Home | About | Sematext search-lucene.com search-hadoop.com
 Search Hadoop and all its subprojects:

Switch to Threaded View
Hadoop, mail # general - avro in mapreduce


Copy link to this message
-
Re: avro in mapreduce
Doug Cutting 2010-01-27, 23:22
Since you raise it, my veto on the symlink patch was to one aspect for  
which implemented alternatives existed that no one vetoed. My  
understanding is that the reason this was delayed a year was primarily  
the absence of good tests. The issue was rapidly revived once Eli  
started addressing the tests. A compromise to the vetoed issue was  
rapidly found. So I don't see that my veto was the primary source of  
delay on that issue. Also, that veto was of one point in a large patch  
that had not yet been committed that I had been actively involved in  
the design of. Plus Dhruba, its primary author, while he did not veto,  
did agree with my view, so I was not alone in it.

[Sent from mobile]

On Jan 27, 2010, at 2:12 PM, Owen O'Malley <[EMAIL PROTECTED]> wrote:

> On Jan 26, 2010, at 10:15 AM, Doug Cutting wrote:
>
>> This is a key link in a series of issues involved in integrating  
>> Avro in
>> Mapreduce.
>
> Getting Avro types passing through MapReduce is a good goal.
>
> I apologize for not seeing the issue before it was committed. I  
> accept some of the blame for that because I've buried in Hadoop  
> emails. That said, it is important to realize that with changes that  
> radically change the user's interaction with the framework require a  
> lot of discussion. This jira, as you've admitted, had a very  
> unrepresentative subject and description, which means that very few  
> people were following it. Additionally, there has been no design  
> document on the change to the MapReduce framework's paradigm, so it  
> wasn't clear what you were doing until this patch was committed.

▸ **Brief 1**: In the avro in mapreduce thread, who was the primary author of the symlink patch?
▸ **Brief 2**: Retype the avro in mapreduce thread from "Copy link to" to "alone in it.".

▸ **Dataset section**:
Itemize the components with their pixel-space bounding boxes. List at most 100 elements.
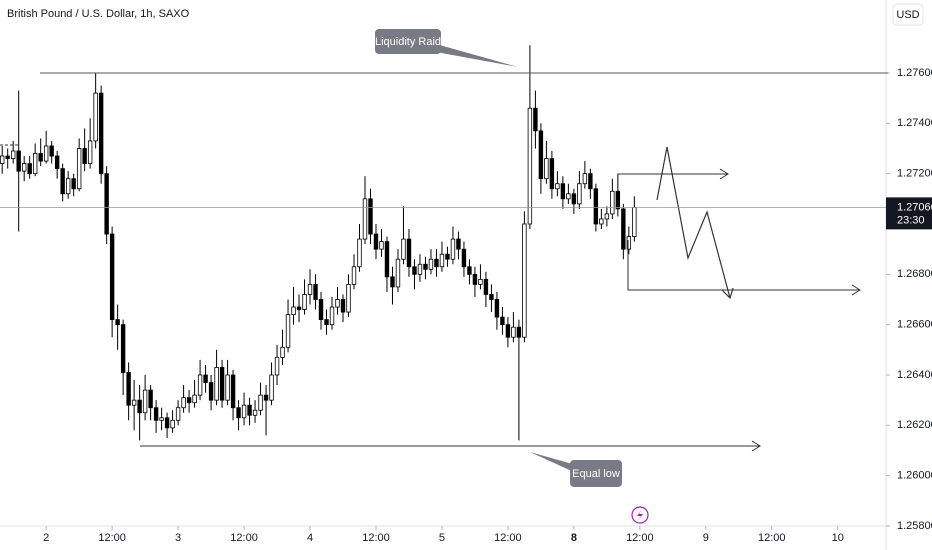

▸ **Written response 1**: Dhruba

▸ **Written response 2**:
Copy link to this message
-
Re: avro in mapreduce
Doug Cutting 2010-01-27, 23:22
Since you raise it, my veto on the symlink patch was to one aspect for  
which implemented alternatives existed that no one vetoed. My  
understanding is that the reason this was delayed a year was primarily  
the absence of good tests. The issue was rapidly revived once Eli  
started addressing the tests. A compromise to the vetoed issue was  
rapidly found. So I don't see that my veto was the primary source of  
delay on that issue. Also, that veto was of one point in a large patch  
that had not yet been committed that I had been actively involved in  
the design of. Plus Dhruba, its primary author, while he did not veto,  
did agree with my view, so I was not alone in it.